_GOAL_
Print every line of the entries below unchanged, keeping their order.
---------- RECORDS PROVIDED
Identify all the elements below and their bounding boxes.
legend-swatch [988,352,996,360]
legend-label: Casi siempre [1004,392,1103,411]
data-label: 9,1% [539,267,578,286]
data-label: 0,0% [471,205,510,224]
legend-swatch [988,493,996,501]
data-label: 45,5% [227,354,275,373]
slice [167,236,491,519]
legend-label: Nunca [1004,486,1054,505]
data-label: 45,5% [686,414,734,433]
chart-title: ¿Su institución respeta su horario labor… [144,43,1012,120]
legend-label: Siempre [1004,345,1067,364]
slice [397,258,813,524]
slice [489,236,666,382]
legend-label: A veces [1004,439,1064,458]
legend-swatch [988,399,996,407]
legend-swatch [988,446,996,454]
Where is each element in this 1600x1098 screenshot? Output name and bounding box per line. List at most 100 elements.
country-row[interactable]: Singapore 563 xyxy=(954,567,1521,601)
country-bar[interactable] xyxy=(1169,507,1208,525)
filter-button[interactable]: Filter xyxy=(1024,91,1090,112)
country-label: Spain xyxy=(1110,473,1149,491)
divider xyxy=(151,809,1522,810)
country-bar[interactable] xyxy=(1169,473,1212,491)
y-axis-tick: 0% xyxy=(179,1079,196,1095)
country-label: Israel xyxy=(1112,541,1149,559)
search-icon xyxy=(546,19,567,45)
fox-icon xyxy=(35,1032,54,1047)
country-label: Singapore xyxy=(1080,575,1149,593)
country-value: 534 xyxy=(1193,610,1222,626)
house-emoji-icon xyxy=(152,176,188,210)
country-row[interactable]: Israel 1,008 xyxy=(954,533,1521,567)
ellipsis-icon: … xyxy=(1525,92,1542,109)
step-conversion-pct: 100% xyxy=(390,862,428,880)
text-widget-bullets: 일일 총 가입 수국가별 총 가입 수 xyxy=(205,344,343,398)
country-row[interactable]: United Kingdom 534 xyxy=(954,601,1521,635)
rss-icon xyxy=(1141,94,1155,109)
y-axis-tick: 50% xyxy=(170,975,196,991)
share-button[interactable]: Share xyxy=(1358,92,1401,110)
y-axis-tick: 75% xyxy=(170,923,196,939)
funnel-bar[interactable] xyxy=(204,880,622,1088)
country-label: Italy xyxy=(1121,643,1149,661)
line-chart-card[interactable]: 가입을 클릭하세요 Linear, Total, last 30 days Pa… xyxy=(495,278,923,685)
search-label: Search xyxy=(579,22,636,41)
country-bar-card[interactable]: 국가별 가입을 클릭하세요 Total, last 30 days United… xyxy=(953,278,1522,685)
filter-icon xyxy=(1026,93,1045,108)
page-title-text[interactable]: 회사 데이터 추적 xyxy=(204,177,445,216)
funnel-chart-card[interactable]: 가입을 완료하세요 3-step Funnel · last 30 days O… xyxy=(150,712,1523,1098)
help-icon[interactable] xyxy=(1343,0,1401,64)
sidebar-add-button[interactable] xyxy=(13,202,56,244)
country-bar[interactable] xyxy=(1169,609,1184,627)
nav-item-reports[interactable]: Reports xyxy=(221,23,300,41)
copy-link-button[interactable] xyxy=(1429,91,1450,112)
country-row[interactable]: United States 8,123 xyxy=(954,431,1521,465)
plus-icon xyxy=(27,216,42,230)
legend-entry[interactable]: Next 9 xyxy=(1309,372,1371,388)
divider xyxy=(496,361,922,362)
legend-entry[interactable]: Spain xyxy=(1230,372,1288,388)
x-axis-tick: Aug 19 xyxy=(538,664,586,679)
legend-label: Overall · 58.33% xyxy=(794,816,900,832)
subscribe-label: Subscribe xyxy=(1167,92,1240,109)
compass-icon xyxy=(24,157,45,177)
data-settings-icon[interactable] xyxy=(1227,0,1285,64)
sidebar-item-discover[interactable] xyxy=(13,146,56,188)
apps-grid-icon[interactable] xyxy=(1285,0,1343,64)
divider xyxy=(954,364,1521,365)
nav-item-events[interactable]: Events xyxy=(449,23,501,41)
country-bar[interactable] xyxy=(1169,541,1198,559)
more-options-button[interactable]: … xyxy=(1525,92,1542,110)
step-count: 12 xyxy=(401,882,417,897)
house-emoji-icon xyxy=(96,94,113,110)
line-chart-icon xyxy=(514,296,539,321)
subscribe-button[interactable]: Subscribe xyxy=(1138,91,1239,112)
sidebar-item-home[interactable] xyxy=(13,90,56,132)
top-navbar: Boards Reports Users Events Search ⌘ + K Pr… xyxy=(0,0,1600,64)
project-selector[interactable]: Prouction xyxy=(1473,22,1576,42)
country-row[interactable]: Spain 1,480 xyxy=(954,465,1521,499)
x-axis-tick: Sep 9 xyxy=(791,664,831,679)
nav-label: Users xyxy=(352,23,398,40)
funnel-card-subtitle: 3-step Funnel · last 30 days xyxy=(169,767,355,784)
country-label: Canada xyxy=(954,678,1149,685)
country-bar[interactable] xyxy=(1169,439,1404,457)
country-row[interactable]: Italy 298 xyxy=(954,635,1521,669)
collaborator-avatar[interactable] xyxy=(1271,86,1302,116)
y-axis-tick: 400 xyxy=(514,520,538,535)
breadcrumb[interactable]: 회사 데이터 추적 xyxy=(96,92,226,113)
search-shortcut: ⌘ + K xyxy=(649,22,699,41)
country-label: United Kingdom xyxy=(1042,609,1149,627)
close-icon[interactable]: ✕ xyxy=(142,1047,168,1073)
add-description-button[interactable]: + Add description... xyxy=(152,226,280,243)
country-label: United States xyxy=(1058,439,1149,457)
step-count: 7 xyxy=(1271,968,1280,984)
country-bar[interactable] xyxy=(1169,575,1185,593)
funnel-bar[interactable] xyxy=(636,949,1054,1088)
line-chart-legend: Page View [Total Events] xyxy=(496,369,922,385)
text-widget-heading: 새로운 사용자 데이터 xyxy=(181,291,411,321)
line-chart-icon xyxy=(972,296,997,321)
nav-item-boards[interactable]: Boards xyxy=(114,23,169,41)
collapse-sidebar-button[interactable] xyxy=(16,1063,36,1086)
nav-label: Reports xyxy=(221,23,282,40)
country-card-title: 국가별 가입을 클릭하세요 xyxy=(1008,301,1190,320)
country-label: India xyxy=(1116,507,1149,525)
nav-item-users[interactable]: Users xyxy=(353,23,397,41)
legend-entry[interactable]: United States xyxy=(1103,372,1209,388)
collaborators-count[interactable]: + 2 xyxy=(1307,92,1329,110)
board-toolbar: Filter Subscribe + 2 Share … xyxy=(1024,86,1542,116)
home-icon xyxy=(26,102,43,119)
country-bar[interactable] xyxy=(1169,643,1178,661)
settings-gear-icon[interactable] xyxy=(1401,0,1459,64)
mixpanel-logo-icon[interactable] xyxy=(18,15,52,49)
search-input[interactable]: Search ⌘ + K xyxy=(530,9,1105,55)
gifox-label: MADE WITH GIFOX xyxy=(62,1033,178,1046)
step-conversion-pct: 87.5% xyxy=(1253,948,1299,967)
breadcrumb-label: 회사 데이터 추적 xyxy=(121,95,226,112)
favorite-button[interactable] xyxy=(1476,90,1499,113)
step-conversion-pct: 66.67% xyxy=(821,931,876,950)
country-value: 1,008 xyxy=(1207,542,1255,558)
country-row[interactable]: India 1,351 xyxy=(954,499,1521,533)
--------------------
_WORKED SOLUTION_
Identify all the elements below and their bounding boxes.
legend-swatch [988,352,996,360]
legend-label: Casi siempre [1004,392,1103,411]
data-label: 9,1% [539,267,578,286]
data-label: 0,0% [471,205,510,224]
legend-swatch [988,493,996,501]
data-label: 45,5% [227,354,275,373]
slice [167,236,491,519]
legend-label: Nunca [1004,486,1054,505]
data-label: 45,5% [686,414,734,433]
chart-title: ¿Su institución respeta su horario labor… [144,43,1012,120]
legend-label: Siempre [1004,345,1067,364]
slice [397,258,813,524]
slice [489,236,666,382]
legend-label: A veces [1004,439,1064,458]
legend-swatch [988,399,996,407]
legend-swatch [988,446,996,454]
Where is each element in this 1600x1098 screenshot? Output name and bounding box per line. List at most 100 elements.
country-row[interactable]: Singapore 563 xyxy=(954,567,1521,601)
country-bar[interactable] xyxy=(1169,507,1208,525)
filter-button[interactable]: Filter xyxy=(1024,91,1090,112)
country-label: Spain xyxy=(1110,473,1149,491)
divider xyxy=(151,809,1522,810)
country-bar[interactable] xyxy=(1169,473,1212,491)
y-axis-tick: 0% xyxy=(179,1079,196,1095)
country-label: Israel xyxy=(1112,541,1149,559)
search-icon xyxy=(546,19,567,45)
fox-icon xyxy=(35,1032,54,1047)
country-label: Singapore xyxy=(1080,575,1149,593)
country-value: 534 xyxy=(1193,610,1222,626)
house-emoji-icon xyxy=(152,176,188,210)
country-row[interactable]: Israel 1,008 xyxy=(954,533,1521,567)
ellipsis-icon: … xyxy=(1525,92,1542,109)
step-conversion-pct: 100% xyxy=(390,862,428,880)
text-widget-bullets: 일일 총 가입 수국가별 총 가입 수 xyxy=(205,344,343,398)
country-row[interactable]: United Kingdom 534 xyxy=(954,601,1521,635)
rss-icon xyxy=(1141,94,1155,109)
y-axis-tick: 50% xyxy=(170,975,196,991)
share-button[interactable]: Share xyxy=(1358,92,1401,110)
y-axis-tick: 75% xyxy=(170,923,196,939)
funnel-bar[interactable] xyxy=(204,880,622,1088)
country-label: Italy xyxy=(1121,643,1149,661)
line-chart-card[interactable]: 가입을 클릭하세요 Linear, Total, last 30 days Pa… xyxy=(495,278,923,685)
search-label: Search xyxy=(579,22,636,41)
country-bar-card[interactable]: 국가별 가입을 클릭하세요 Total, last 30 days United… xyxy=(953,278,1522,685)
filter-icon xyxy=(1026,93,1045,108)
page-title-text[interactable]: 회사 데이터 추적 xyxy=(204,177,445,216)
funnel-chart-card[interactable]: 가입을 완료하세요 3-step Funnel · last 30 days O… xyxy=(150,712,1523,1098)
help-icon[interactable] xyxy=(1343,0,1401,64)
sidebar-add-button[interactable] xyxy=(13,202,56,244)
country-bar[interactable] xyxy=(1169,609,1184,627)
nav-item-reports[interactable]: Reports xyxy=(221,23,300,41)
copy-link-button[interactable] xyxy=(1429,91,1450,112)
country-row[interactable]: United States 8,123 xyxy=(954,431,1521,465)
plus-icon xyxy=(27,216,42,230)
legend-entry[interactable]: Next 9 xyxy=(1309,372,1371,388)
divider xyxy=(496,361,922,362)
legend-entry[interactable]: Spain xyxy=(1230,372,1288,388)
x-axis-tick: Aug 19 xyxy=(538,664,586,679)
legend-label: Overall · 58.33% xyxy=(794,816,900,832)
subscribe-label: Subscribe xyxy=(1167,92,1240,109)
compass-icon xyxy=(24,157,45,177)
data-settings-icon[interactable] xyxy=(1227,0,1285,64)
sidebar-item-discover[interactable] xyxy=(13,146,56,188)
apps-grid-icon[interactable] xyxy=(1285,0,1343,64)
divider xyxy=(954,364,1521,365)
nav-item-events[interactable]: Events xyxy=(449,23,501,41)
country-bar[interactable] xyxy=(1169,541,1198,559)
more-options-button[interactable]: … xyxy=(1525,92,1542,110)
step-count: 12 xyxy=(401,882,417,897)
house-emoji-icon xyxy=(96,94,113,110)
line-chart-icon xyxy=(514,296,539,321)
subscribe-button[interactable]: Subscribe xyxy=(1138,91,1239,112)
sidebar-item-home[interactable] xyxy=(13,90,56,132)
top-navbar: Boards Reports Users Events Search ⌘ + K Pr… xyxy=(0,0,1600,64)
project-selector[interactable]: Prouction xyxy=(1473,22,1576,42)
country-row[interactable]: Spain 1,480 xyxy=(954,465,1521,499)
x-axis-tick: Sep 9 xyxy=(791,664,831,679)
nav-label: Users xyxy=(352,23,398,40)
funnel-card-subtitle: 3-step Funnel · last 30 days xyxy=(169,767,355,784)
country-label: Canada xyxy=(954,678,1149,685)
country-bar[interactable] xyxy=(1169,439,1404,457)
country-row[interactable]: Italy 298 xyxy=(954,635,1521,669)
collaborator-avatar[interactable] xyxy=(1271,86,1302,116)
y-axis-tick: 400 xyxy=(514,520,538,535)
breadcrumb[interactable]: 회사 데이터 추적 xyxy=(96,92,226,113)
search-shortcut: ⌘ + K xyxy=(649,22,699,41)
country-label: United Kingdom xyxy=(1042,609,1149,627)
close-icon[interactable]: ✕ xyxy=(142,1047,168,1073)
add-description-button[interactable]: + Add description... xyxy=(152,226,280,243)
country-label: United States xyxy=(1058,439,1149,457)
step-count: 7 xyxy=(1271,968,1280,984)
country-bar[interactable] xyxy=(1169,575,1185,593)
funnel-bar[interactable] xyxy=(636,949,1054,1088)
line-chart-legend: Page View [Total Events] xyxy=(496,369,922,385)
text-widget-heading: 새로운 사용자 데이터 xyxy=(181,291,411,321)
line-chart-icon xyxy=(972,296,997,321)
nav-item-boards[interactable]: Boards xyxy=(114,23,169,41)
collapse-sidebar-button[interactable] xyxy=(16,1063,36,1086)
nav-label: Reports xyxy=(221,23,282,40)
country-card-title: 국가별 가입을 클릭하세요 xyxy=(1008,301,1190,320)
country-label: India xyxy=(1116,507,1149,525)
nav-item-users[interactable]: Users xyxy=(353,23,397,41)
legend-entry[interactable]: United States xyxy=(1103,372,1209,388)
collaborators-count[interactable]: + 2 xyxy=(1307,92,1329,110)
board-toolbar: Filter Subscribe + 2 Share … xyxy=(1024,86,1542,116)
home-icon xyxy=(26,102,43,119)
country-bar[interactable] xyxy=(1169,643,1178,661)
settings-gear-icon[interactable] xyxy=(1401,0,1459,64)
mixpanel-logo-icon[interactable] xyxy=(18,15,52,49)
search-input[interactable]: Search ⌘ + K xyxy=(530,9,1105,55)
gifox-label: MADE WITH GIFOX xyxy=(62,1033,178,1046)
step-conversion-pct: 87.5% xyxy=(1253,948,1299,967)
breadcrumb-label: 회사 데이터 추적 xyxy=(121,95,226,112)
favorite-button[interactable] xyxy=(1476,90,1499,113)
step-conversion-pct: 66.67% xyxy=(821,931,876,950)
country-value: 1,008 xyxy=(1207,542,1255,558)
country-row[interactable]: India 1,351 xyxy=(954,499,1521,533)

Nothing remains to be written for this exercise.